§ Your goal
Pick out all lines in the listing holding the string "Trustor" and copy them.
(begin)
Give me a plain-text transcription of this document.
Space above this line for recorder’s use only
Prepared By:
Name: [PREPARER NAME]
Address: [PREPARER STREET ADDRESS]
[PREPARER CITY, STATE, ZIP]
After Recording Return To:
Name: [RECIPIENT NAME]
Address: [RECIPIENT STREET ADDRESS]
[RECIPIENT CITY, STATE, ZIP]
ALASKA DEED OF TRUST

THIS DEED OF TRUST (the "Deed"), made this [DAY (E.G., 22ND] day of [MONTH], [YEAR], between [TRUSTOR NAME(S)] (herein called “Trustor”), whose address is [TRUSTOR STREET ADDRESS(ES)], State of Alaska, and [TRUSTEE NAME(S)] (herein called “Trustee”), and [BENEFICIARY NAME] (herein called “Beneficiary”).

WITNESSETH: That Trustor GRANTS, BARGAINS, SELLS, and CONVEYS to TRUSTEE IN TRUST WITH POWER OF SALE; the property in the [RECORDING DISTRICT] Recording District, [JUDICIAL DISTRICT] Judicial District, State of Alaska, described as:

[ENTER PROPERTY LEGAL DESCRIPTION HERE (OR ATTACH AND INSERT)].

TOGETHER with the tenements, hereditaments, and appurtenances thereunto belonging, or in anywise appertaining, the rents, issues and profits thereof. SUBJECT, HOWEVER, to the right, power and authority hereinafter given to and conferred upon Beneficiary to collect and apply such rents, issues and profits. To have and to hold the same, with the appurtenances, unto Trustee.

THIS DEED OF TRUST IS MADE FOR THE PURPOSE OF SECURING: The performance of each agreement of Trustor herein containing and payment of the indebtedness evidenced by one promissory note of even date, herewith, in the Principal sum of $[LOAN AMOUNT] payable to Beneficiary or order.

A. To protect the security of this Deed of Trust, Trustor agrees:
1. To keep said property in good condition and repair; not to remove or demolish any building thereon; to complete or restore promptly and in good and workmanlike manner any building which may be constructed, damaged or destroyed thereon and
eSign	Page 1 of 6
(end)
§ The answer
THIS DEED OF TRUST (the "Deed"), made this [DAY (E.G., 22ND] day of [MONTH], [YEAR], between [TRUSTOR NAME(S)] (herein called “Trustor”), whose address is [TRUSTOR STREET ADDRESS(ES)], State of Alaska, and [TRUSTEE NAME(S)] (herein called “Trustee”), and [BENEFICIARY NAME] (herein called “Beneficiary”).
WITNESSETH: That Trustor GRANTS, BARGAINS, SELLS, and CONVEYS to TRUSTEE IN TRUST WITH POWER OF SALE; the property in the [RECORDING DISTRICT] Recording District, [JUDICIAL DISTRICT] Judicial District, State of Alaska, described as:
THIS DEED OF TRUST IS MADE FOR THE PURPOSE OF SECURING: The performance of each agreement of Trustor herein containing and payment of the indebtedness evidenced by one promissory note of even date, herewith, in the Principal sum of $[LOAN AMOUNT] payable to Beneficiary or order.
A. To protect the security of this Deed of Trust, Trustor agrees:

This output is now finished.